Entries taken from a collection
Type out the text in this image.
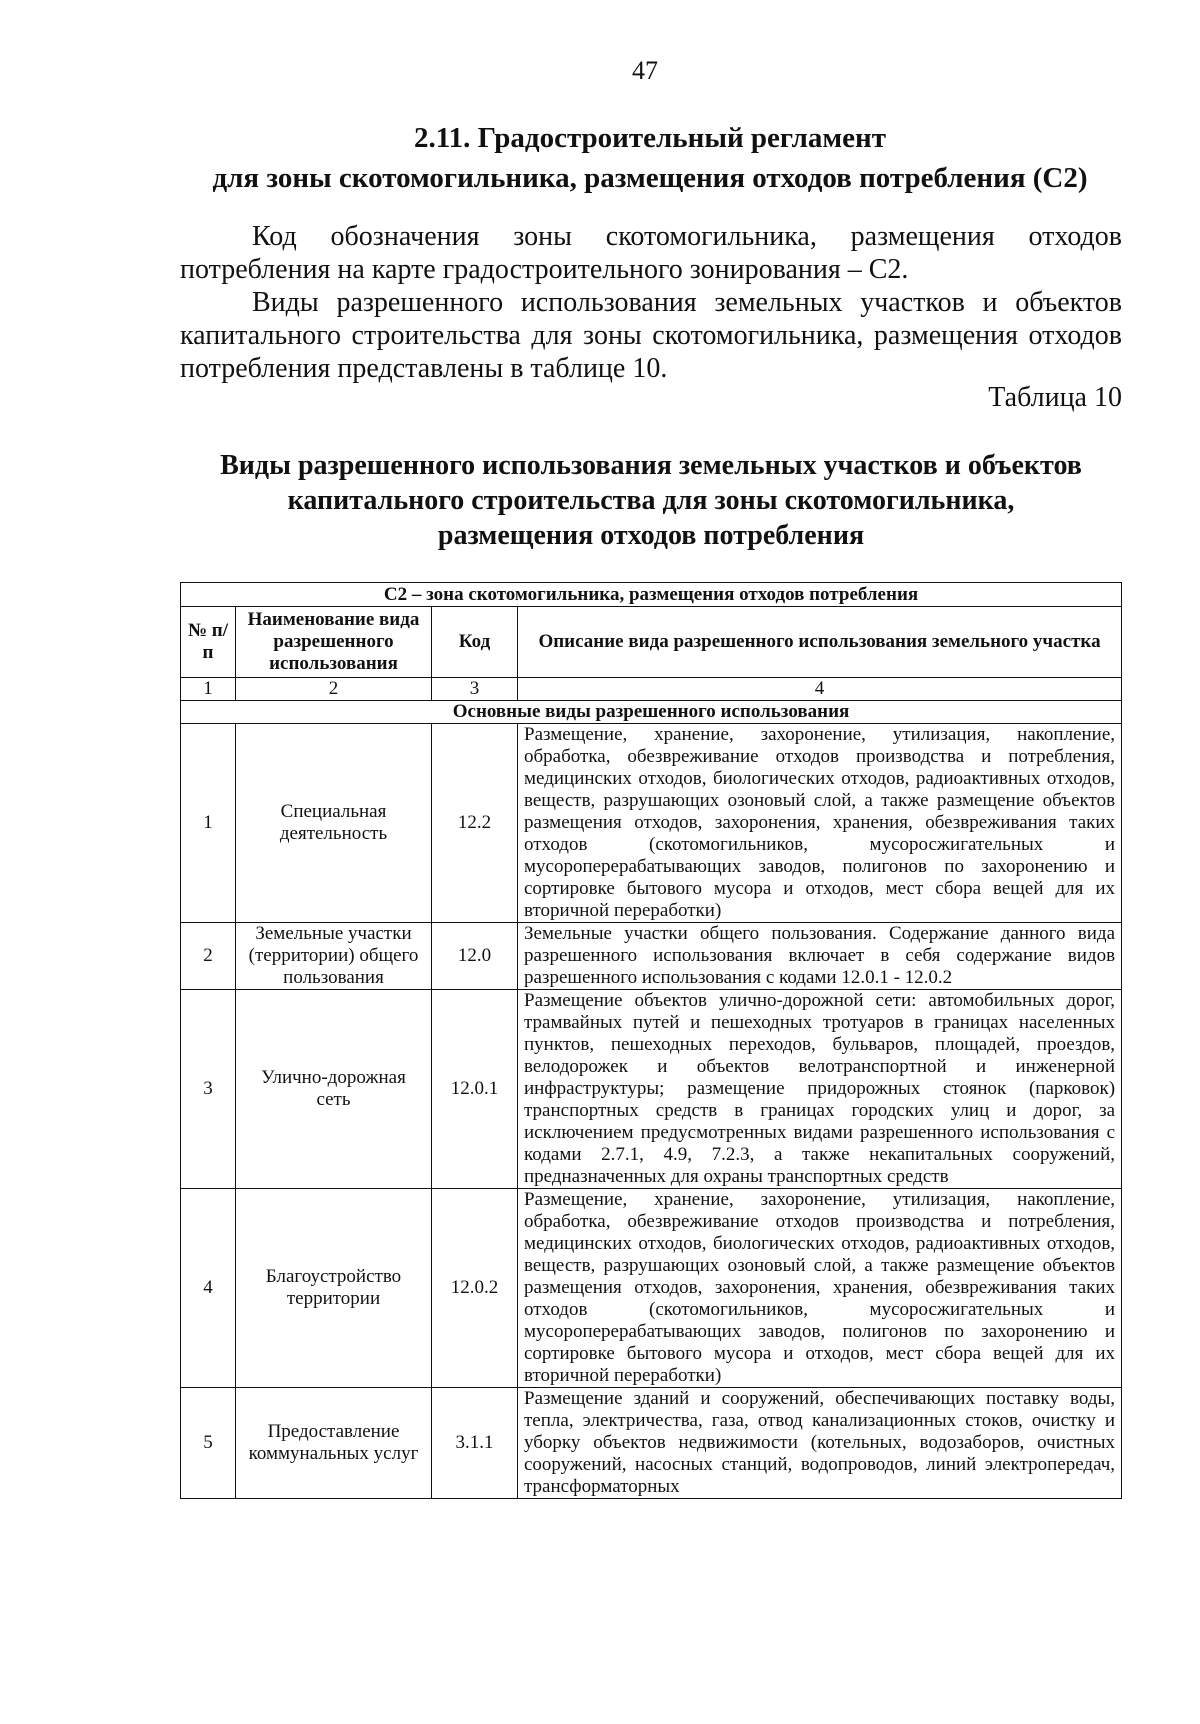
47
2.11. Градостроительный регламент
для зоны скотомогильника, размещения отходов потребления (С2)
Код обозначения зоны скотомогильника, размещения отходов потребления на карте градостроительного зонирования – С2.
Виды разрешенного использования земельных участков и объектов капитального строительства для зоны скотомогильника, размещения отходов потребления представлены в таблице 10.
Таблица 10
Виды разрешенного использования земельных участков и объектов
капитального строительства для зоны скотомогильника,
размещения отходов потребления
С2 – зона скотомогильника, размещения отходов потребления			
№ п/п	Наименование вида разрешенного использования	Код	Описание вида разрешенного использования земельного участка
1	2	3	4
Основные виды разрешенного использования			
1	Специальная деятельность	12.2	Размещение, хранение, захоронение, утилизация, накопление, обработка, обезвреживание отходов производства и потребления, медицинских отходов, биологических отходов, радиоактивных отходов, веществ, разрушающих озоновый слой, а также размещение объектов размещения отходов, захоронения, хранения, обезвреживания таких отходов (скотомогильников, мусоросжигательных и мусороперерабатывающих заводов, полигонов по захоронению и сортировке бытового мусора и отходов, мест сбора вещей для их вторичной переработки)
2	Земельные участки (территории) общего пользования	12.0	Земельные участки общего пользования. Содержание данного вида разрешенного использования включает в себя содержание видов разрешенного использования с кодами 12.0.1 - 12.0.2
3	Улично-дорожная сеть	12.0.1	Размещение объектов улично-дорожной сети: автомобильных дорог, трамвайных путей и пешеходных тротуаров в границах населенных пунктов, пешеходных переходов, бульваров, площадей, проездов, велодорожек и объектов велотранспортной и инженерной инфраструктуры; размещение придорожных стоянок (парковок) транспортных средств в границах городских улиц и дорог, за исключением предусмотренных видами разрешенного использования с кодами 2.7.1, 4.9, 7.2.3, а также некапитальных сооружений, предназначенных для охраны транспортных средств
4	Благоустройство территории	12.0.2	Размещение, хранение, захоронение, утилизация, накопление, обработка, обезвреживание отходов производства и потребления, медицинских отходов, биологических отходов, радиоактивных отходов, веществ, разрушающих озоновый слой, а также размещение объектов размещения отходов, захоронения, хранения, обезвреживания таких отходов (скотомогильников, мусоросжигательных и мусороперерабатывающих заводов, полигонов по захоронению и сортировке бытового мусора и отходов, мест сбора вещей для их вторичной переработки)
5	Предоставление коммунальных услуг	3.1.1	Размещение зданий и сооружений, обеспечивающих поставку воды, тепла, электричества, газа, отвод канализационных стоков, очистку и уборку объектов недвижимости (котельных, водозаборов, очистных сооружений, насосных станций, водопроводов, линий электропередач, трансформаторных
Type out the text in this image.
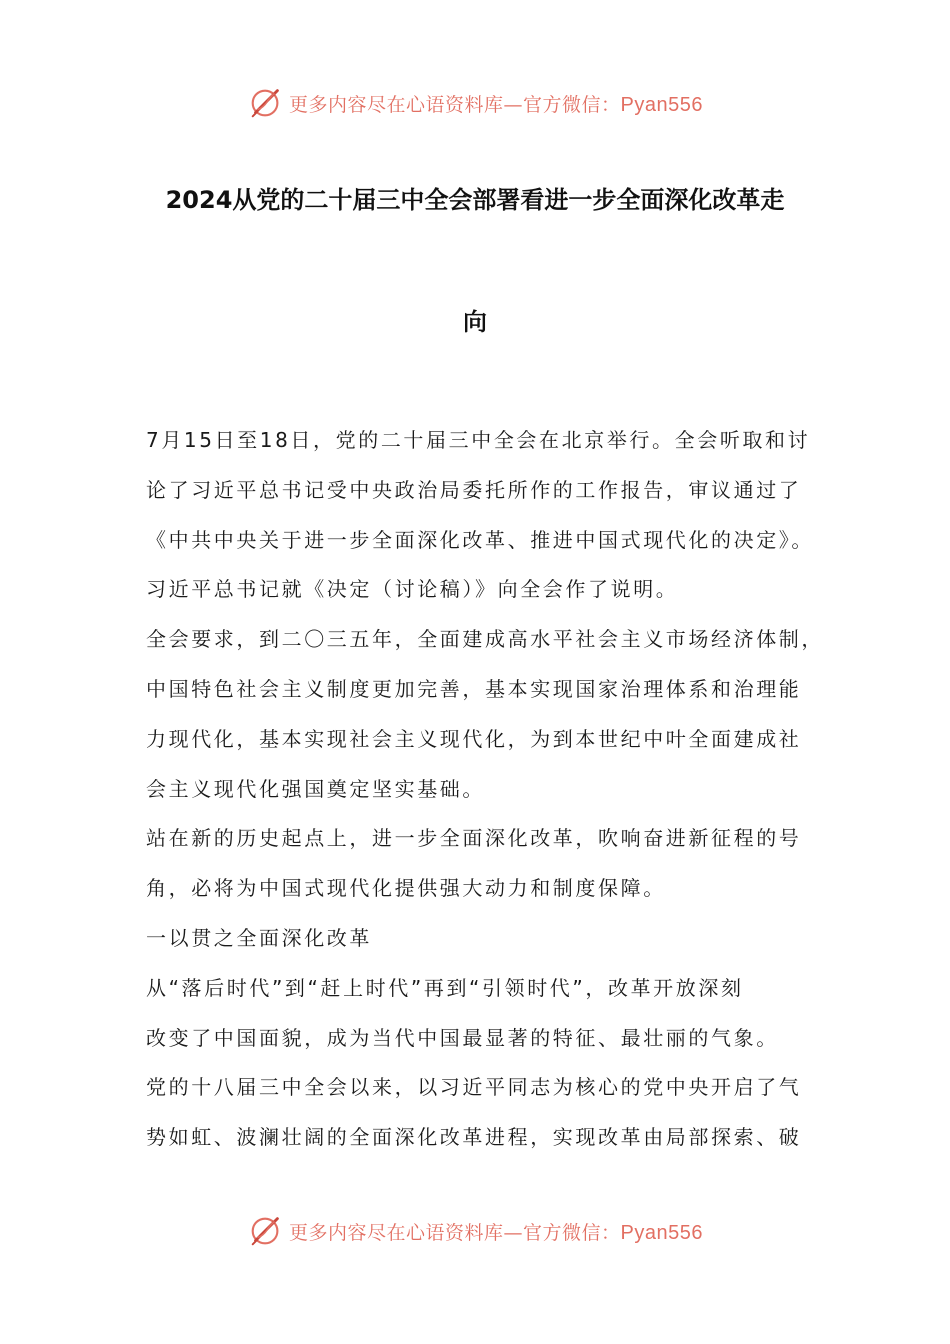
更多内容尽在心语资料库—官方微信：Pyan556
2024从党的二十届三中全会部署看进一步全面深化改革走
向

7月15日至18日，党的二十届三中全会在北京举行。全会听取和讨

论了习近平总书记受中央政治局委托所作的工作报告，审议通过了

《中共中央关于进一步全面深化改革、推进中国式现代化的决定》。

习近平总书记就《决定（讨论稿）》向全会作了说明。

全会要求，到二〇三五年，全面建成高水平社会主义市场经济体制，

中国特色社会主义制度更加完善，基本实现国家治理体系和治理能

力现代化，基本实现社会主义现代化，为到本世纪中叶全面建成社

会主义现代化强国奠定坚实基础。

站在新的历史起点上，进一步全面深化改革，吹响奋进新征程的号

角，必将为中国式现代化提供强大动力和制度保障。

一以贯之全面深化改革

从“落后时代”到“赶上时代”再到“引领时代”，改革开放深刻

改变了中国面貌，成为当代中国最显著的特征、最壮丽的气象。

党的十八届三中全会以来，以习近平同志为核心的党中央开启了气

势如虹、波澜壮阔的全面深化改革进程，实现改革由局部探索、破

更多内容尽在心语资料库—官方微信：Pyan556
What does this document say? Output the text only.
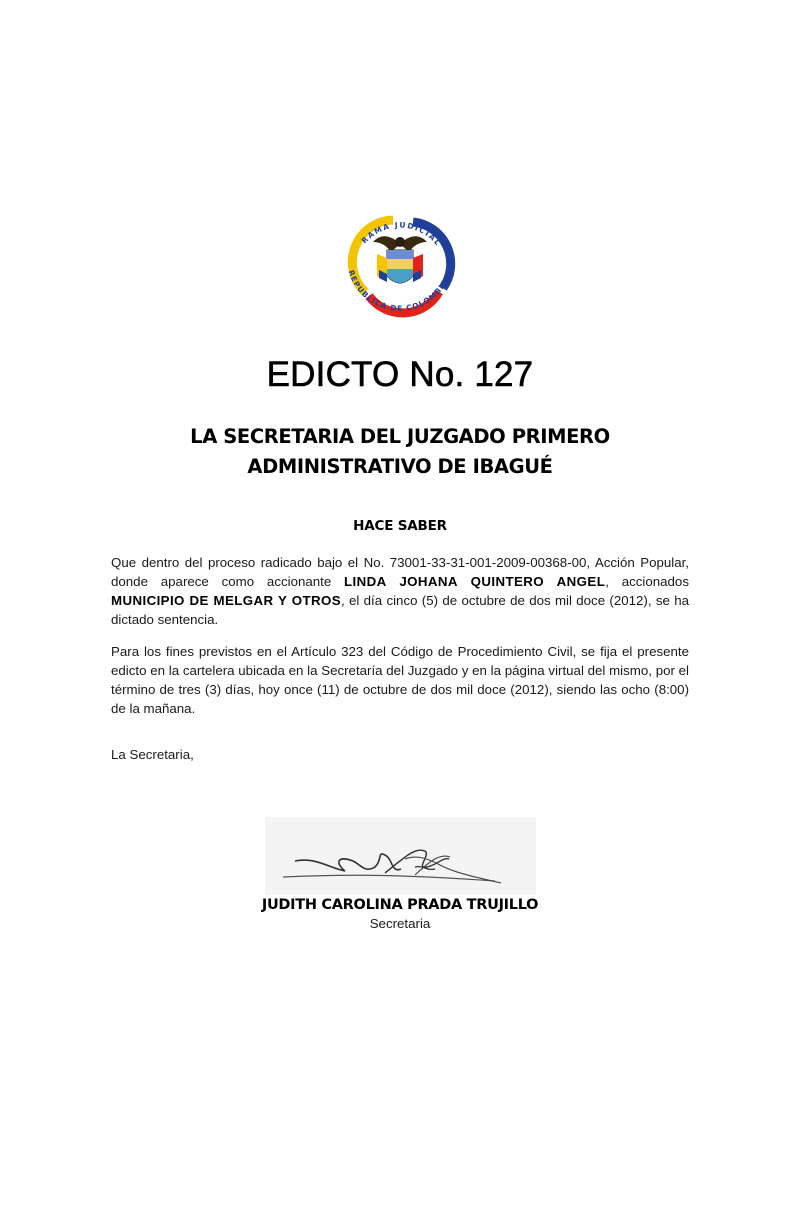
RAMA JUDICIAL
REPUBLICA DE COLOMBIA
EDICTO No. 127
LA SECRETARIA DEL JUZGADO PRIMERO
ADMINISTRATIVO DE IBAGUÉ
HACE SABER
Que dentro del proceso radicado bajo el No. 73001-33-31-001-2009-00368-00, Acción Popular, donde aparece como accionante LINDA JOHANA QUINTERO ANGEL, accionados MUNICIPIO DE MELGAR Y OTROS, el día cinco (5) de octubre de dos mil doce (2012), se ha dictado sentencia.
Para los fines previstos en el Artículo 323 del Código de Procedimiento Civil, se fija el presente edicto en la cartelera ubicada en la Secretaría del Juzgado y en la página virtual del mismo, por el término de tres (3) días, hoy once (11) de octubre de dos mil doce (2012), siendo las ocho (8:00) de la mañana.
La Secretaria,
JUDITH CAROLINA PRADA TRUJILLO
Secretaria
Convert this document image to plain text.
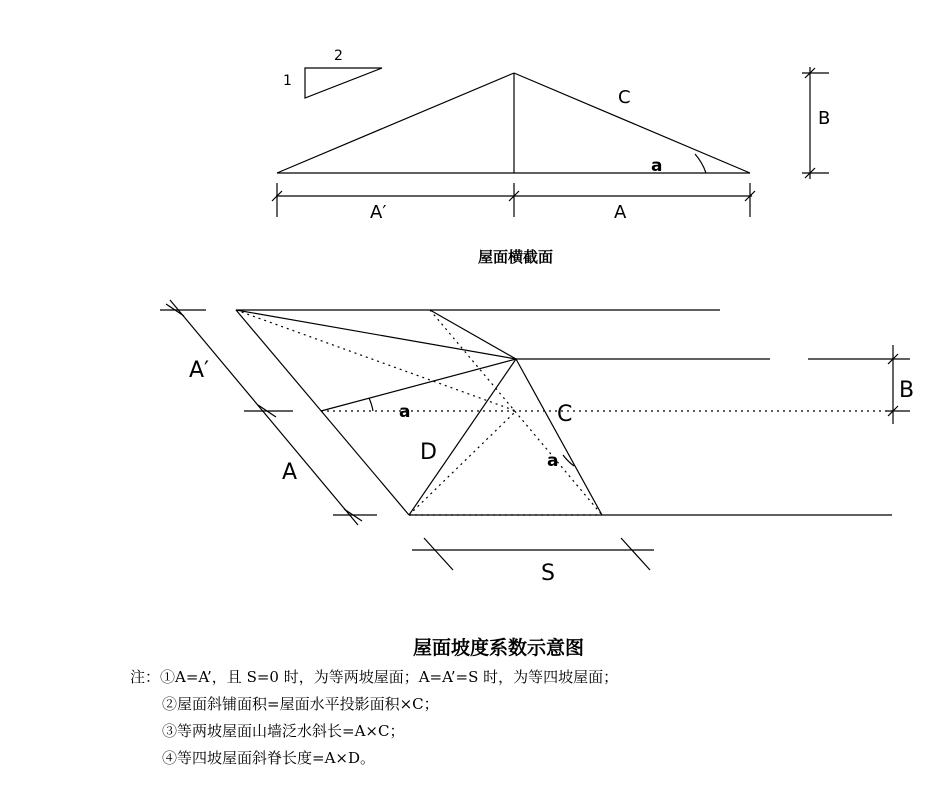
1
2
C
B
a
A′	A
屋面横截面
A′
A
B
C
D
a
a
S
屋面坡度系数示意图
注：①A=A’，且 S=0 时，为等两坡屋面；A=A’=S 时，为等四坡屋面；
②屋面斜铺面积=屋面水平投影面积×C；
③等两坡屋面山墙泛水斜长=A×C；
④等四坡屋面斜脊长度=A×D。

**Problem details**
Beginning at the line with "Convert this document image to plain text." and ending at the last line of the listing above, retype each line exactly, including those two lines. Leave the pictures out.

**Response to this exercise**
Convert this document image to plain text.
1
2
C
B
a
A′	A
屋面横截面
A′
A
B
C
D
a
a
S
屋面坡度系数示意图
注：①A=A’，且 S=0 时，为等两坡屋面；A=A’=S 时，为等四坡屋面；
②屋面斜铺面积=屋面水平投影面积×C；
③等两坡屋面山墙泛水斜长=A×C；
④等四坡屋面斜脊长度=A×D。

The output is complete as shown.